SHORT PROBLEM: Extract each line of the records below that contains the word "inch".
+-------+
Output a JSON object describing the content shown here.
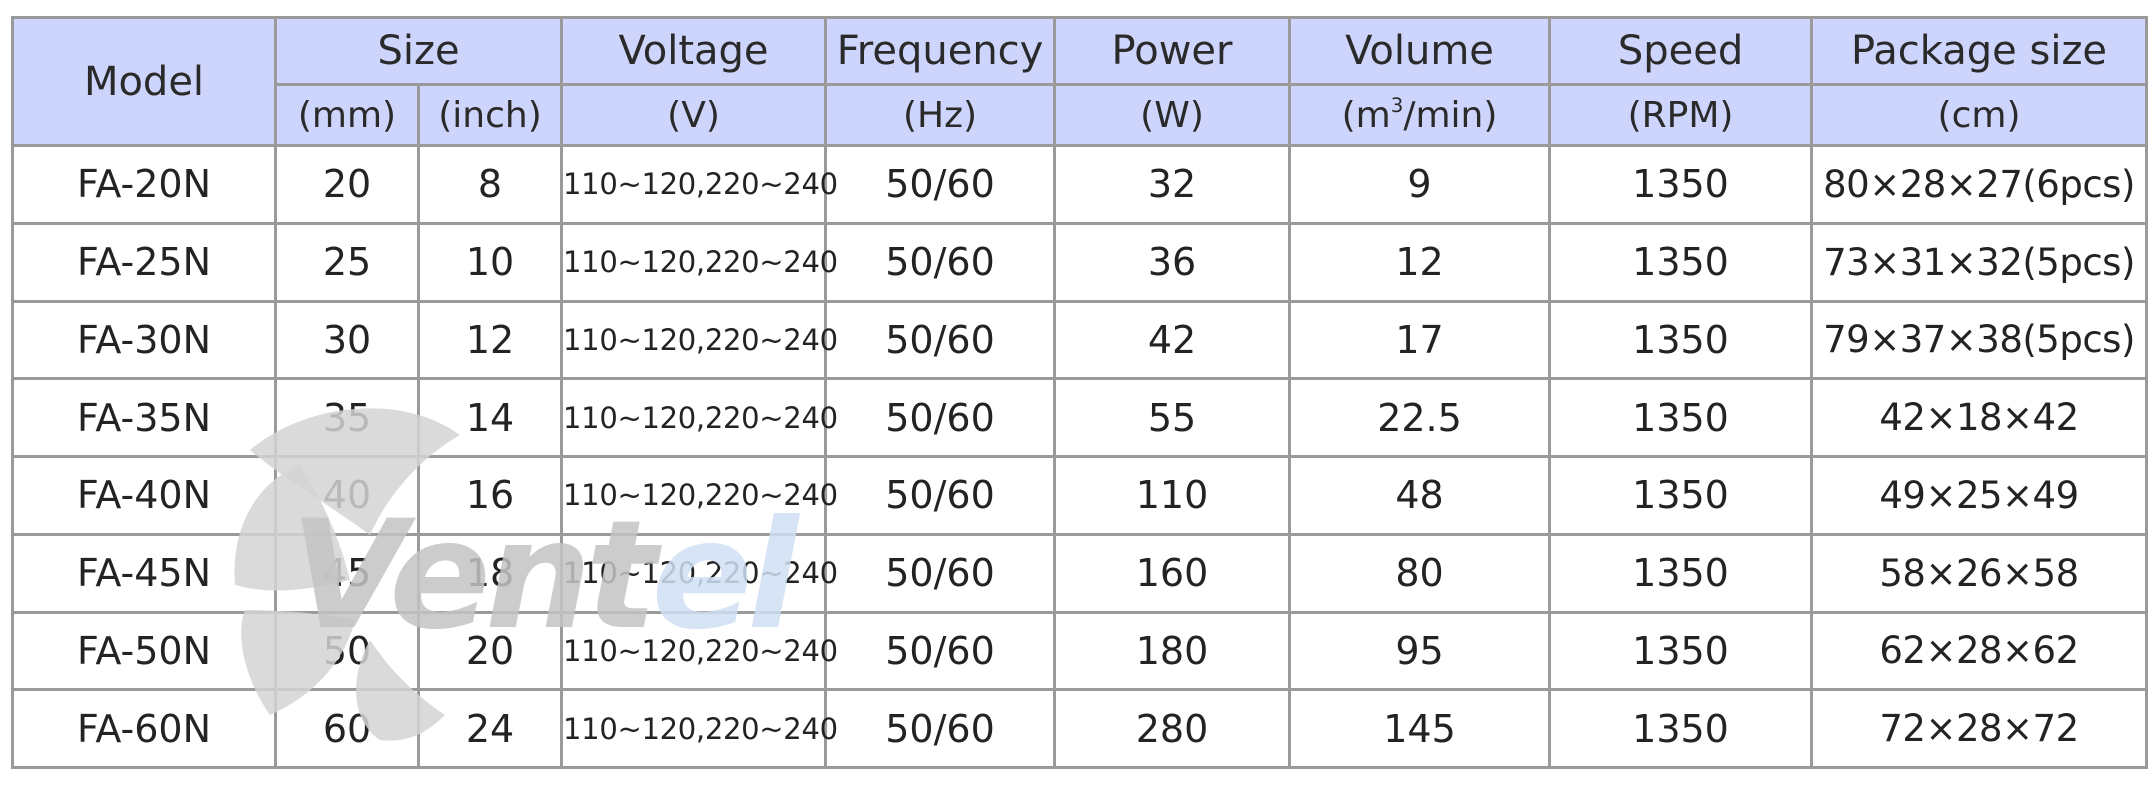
{
  "header": {
    "model": "Model",
    "size": "Size",
    "size_mm_unit": "(mm)",
    "size_inch_unit": "(inch)",
    "voltage": "Voltage",
    "voltage_unit": "(V)",
    "frequency": "Frequency",
    "frequency_unit": "(Hz)",
    "power": "Power",
    "power_unit": "(W)",
    "volume": "Volume",
    "volume_unit_prefix": "(m",
    "volume_unit_sup": "3",
    "volume_unit_suffix": "/min)",
    "speed": "Speed",
    "speed_unit": "(RPM)",
    "package": "Package size",
    "package_unit": "(cm)"
  },
  "rows": [
    {
      "model": "FA-20N",
      "mm": "20",
      "inch": "8",
      "voltage": "110~120,220~240",
      "frequency": "50/60",
      "power": "32",
      "volume": "9",
      "speed": "1350",
      "package": "80×28×27(6pcs)"
    },
    {
      "model": "FA-25N",
      "mm": "25",
      "inch": "10",
      "voltage": "110~120,220~240",
      "frequency": "50/60",
      "power": "36",
      "volume": "12",
      "speed": "1350",
      "package": "73×31×32(5pcs)"
    },
    {
      "model": "FA-30N",
      "mm": "30",
      "inch": "12",
      "voltage": "110~120,220~240",
      "frequency": "50/60",
      "power": "42",
      "volume": "17",
      "speed": "1350",
      "package": "79×37×38(5pcs)"
    },
    {
      "model": "FA-35N",
      "mm": "35",
      "inch": "14",
      "voltage": "110~120,220~240",
      "frequency": "50/60",
      "power": "55",
      "volume": "22.5",
      "speed": "1350",
      "package": "42×18×42"
    },
    {
      "model": "FA-40N",
      "mm": "40",
      "inch": "16",
      "voltage": "110~120,220~240",
      "frequency": "50/60",
      "power": "110",
      "volume": "48",
      "speed": "1350",
      "package": "49×25×49"
    },
    {
      "model": "FA-45N",
      "mm": "45",
      "inch": "18",
      "voltage": "110~120,220~240",
      "frequency": "50/60",
      "power": "160",
      "volume": "80",
      "speed": "1350",
      "package": "58×26×58"
    },
    {
      "model": "FA-50N",
      "mm": "50",
      "inch": "20",
      "voltage": "110~120,220~240",
      "frequency": "50/60",
      "power": "180",
      "volume": "95",
      "speed": "1350",
      "package": "62×28×62"
    },
    {
      "model": "FA-60N",
      "mm": "60",
      "inch": "24",
      "voltage": "110~120,220~240",
      "frequency": "50/60",
      "power": "280",
      "volume": "145",
      "speed": "1350",
      "package": "72×28×72"
    }
  ],
  "watermark": {
    "text": "Ventel",
    "icon": "fan-logo-icon",
    "colors": {
      "gray": "#c4c4c4",
      "blue": "#cfe0f4",
      "blade": "#d4d4d4"
    }
  },
  "colors": {
    "header_bg": "#cdd5fd",
    "border": "#9a9a9a",
    "text": "#232323"
  }
}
+-------+
WRITTEN ANSWER:
    "size_inch_unit": "(inch)",
      "inch": "8",
      "inch": "10",
      "inch": "12",
      "inch": "14",
      "inch": "16",
      "inch": "18",
      "inch": "20",
      "inch": "24",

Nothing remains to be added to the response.